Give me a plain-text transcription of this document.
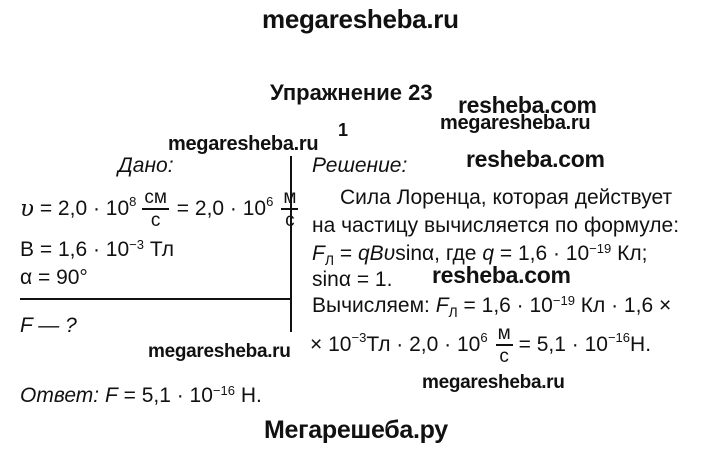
megaresheba.ru
resheba.com
megaresheba.ru
megaresheba.ru
resheba.com
resheba.com
megaresheba.ru
megaresheba.ru
Мегарешеба.ру
Упражнение 23
1
Дано:
υ
= $2,0 \cdot 10^8 \frac{см}{с}$
= $2,0 \cdot 10^6 \frac{м}{с}$
$B = 1,6 \cdot 10^{-3}$ Тл
α = 90°
F — ?
Решение:
Сила Лоренца, которая действует
на частицу вычисляется по формуле:
$F_Л = qB\upsilon\sin\alpha$, где $q = 1,6 \cdot 10^{-19}$ Кл;
sinα = 1.
Вычисляем: $F_Л = 1,6 \cdot 10^{-19}$ Кл · 1,6 ×
× $10^{-3}$ Тл · $2,0 \cdot 10^6 \frac{м}{с} = 5,1 \cdot 10^{-16}$ Н.
Ответ: $F = 5,1 \cdot 10^{-16}$ Н.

## AIM
From the material above, reproduce everything verbatim except the pictures.

## CORRECT RESPONSE
Give me a plain-text transcription of this document.
megaresheba.ru
resheba.com
megaresheba.ru
megaresheba.ru
resheba.com
resheba.com
megaresheba.ru
megaresheba.ru
Мегарешеба.ру
Упражнение 23
1
Дано:
υ
= $2,0 \cdot 10^8 \frac{см}{с}$
= $2,0 \cdot 10^6 \frac{м}{с}$
$B = 1,6 \cdot 10^{-3}$ Тл
α = 90°
F — ?
Решение:
Сила Лоренца, которая действует
на частицу вычисляется по формуле:
$F_Л = qB\upsilon\sin\alpha$, где $q = 1,6 \cdot 10^{-19}$ Кл;
sinα = 1.
Вычисляем: $F_Л = 1,6 \cdot 10^{-19}$ Кл · 1,6 ×
× $10^{-3}$ Тл · $2,0 \cdot 10^6 \frac{м}{с} = 5,1 \cdot 10^{-16}$ Н.
Ответ: $F = 5,1 \cdot 10^{-16}$ Н.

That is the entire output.